→ **Goal of the exercise**: Convert the material into a JSON list of strings, one string per line and blank lines omitted, starting at the first line of the material and ending at the line containing "- category-label: $150,000-$199,000: [119, 989, 431, 1031]".
________________________
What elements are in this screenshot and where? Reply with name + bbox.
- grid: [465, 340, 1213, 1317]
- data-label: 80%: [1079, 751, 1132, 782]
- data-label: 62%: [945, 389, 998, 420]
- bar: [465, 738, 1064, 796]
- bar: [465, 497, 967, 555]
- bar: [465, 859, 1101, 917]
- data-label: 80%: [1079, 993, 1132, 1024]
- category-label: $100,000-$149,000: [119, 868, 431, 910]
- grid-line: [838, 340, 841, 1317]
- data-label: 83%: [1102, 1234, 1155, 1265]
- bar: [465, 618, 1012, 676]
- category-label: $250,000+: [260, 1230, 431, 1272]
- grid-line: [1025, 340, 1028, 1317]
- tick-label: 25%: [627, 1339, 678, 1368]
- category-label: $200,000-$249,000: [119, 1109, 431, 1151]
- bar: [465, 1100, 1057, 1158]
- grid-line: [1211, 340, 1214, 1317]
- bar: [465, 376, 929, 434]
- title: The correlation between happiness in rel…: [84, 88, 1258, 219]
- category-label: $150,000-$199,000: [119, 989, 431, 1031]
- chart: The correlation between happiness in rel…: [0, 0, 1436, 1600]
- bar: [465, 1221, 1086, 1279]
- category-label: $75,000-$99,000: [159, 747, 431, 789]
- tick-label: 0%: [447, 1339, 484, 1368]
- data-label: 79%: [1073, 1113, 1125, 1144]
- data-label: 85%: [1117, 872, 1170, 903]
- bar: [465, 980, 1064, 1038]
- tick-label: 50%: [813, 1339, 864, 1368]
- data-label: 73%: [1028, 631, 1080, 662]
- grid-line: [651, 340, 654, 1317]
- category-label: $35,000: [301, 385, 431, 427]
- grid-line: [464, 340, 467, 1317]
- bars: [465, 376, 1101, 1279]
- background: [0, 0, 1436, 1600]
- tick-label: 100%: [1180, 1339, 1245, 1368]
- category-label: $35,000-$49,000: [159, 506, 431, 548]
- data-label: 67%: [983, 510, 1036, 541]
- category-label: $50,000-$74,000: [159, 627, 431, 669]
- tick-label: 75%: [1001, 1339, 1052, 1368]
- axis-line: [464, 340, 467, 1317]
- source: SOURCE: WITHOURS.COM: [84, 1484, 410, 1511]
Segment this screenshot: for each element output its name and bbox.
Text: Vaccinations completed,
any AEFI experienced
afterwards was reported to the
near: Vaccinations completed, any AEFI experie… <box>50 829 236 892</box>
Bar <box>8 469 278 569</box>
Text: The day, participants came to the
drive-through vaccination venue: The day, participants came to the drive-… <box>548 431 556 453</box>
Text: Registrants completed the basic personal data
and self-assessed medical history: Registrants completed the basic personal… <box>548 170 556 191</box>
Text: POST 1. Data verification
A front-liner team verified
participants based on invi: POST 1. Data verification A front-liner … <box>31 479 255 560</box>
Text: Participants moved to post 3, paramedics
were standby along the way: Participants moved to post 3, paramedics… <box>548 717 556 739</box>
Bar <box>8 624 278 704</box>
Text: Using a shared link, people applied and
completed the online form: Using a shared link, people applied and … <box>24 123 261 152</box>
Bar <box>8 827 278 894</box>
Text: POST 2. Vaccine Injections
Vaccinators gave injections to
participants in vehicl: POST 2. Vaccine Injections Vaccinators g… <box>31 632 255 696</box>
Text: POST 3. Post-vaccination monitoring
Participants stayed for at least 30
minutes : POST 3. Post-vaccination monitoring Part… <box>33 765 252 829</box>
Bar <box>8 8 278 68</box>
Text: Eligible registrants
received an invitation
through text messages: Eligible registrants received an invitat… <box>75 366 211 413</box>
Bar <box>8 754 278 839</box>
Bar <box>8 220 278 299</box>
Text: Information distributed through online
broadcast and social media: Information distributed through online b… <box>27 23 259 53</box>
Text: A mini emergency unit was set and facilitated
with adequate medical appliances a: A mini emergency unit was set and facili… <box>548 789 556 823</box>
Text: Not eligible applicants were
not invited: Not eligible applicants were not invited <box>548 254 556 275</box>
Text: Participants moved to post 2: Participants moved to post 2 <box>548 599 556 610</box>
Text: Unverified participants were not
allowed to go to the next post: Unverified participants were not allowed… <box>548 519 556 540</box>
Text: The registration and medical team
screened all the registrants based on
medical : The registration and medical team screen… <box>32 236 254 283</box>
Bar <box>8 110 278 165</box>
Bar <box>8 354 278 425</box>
________________________
→ **Exercise result**:
[
  "What elements are in this screenshot and where? Reply with name + bbox.",
  "- grid: [465, 340, 1213, 1317]",
  "- data-label: 80%: [1079, 751, 1132, 782]",
  "- data-label: 62%: [945, 389, 998, 420]",
  "- bar: [465, 738, 1064, 796]",
  "- bar: [465, 497, 967, 555]",
  "- bar: [465, 859, 1101, 917]",
  "- data-label: 80%: [1079, 993, 1132, 1024]",
  "- category-label: $100,000-$149,000: [119, 868, 431, 910]",
  "- grid-line: [838, 340, 841, 1317]",
  "- data-label: 83%: [1102, 1234, 1155, 1265]",
  "- bar: [465, 618, 1012, 676]",
  "- category-label: $250,000+: [260, 1230, 431, 1272]",
  "- grid-line: [1025, 340, 1028, 1317]",
  "- tick-label: 25%: [627, 1339, 678, 1368]",
  "- category-label: $200,000-$249,000: [119, 1109, 431, 1151]",
  "- bar: [465, 1100, 1057, 1158]",
  "- grid-line: [1211, 340, 1214, 1317]",
  "- bar: [465, 376, 929, 434]",
  "- title: The correlation between happiness in rel…: [84, 88, 1258, 219]",
  "- category-label: $150,000-$199,000: [119, 989, 431, 1031]"
]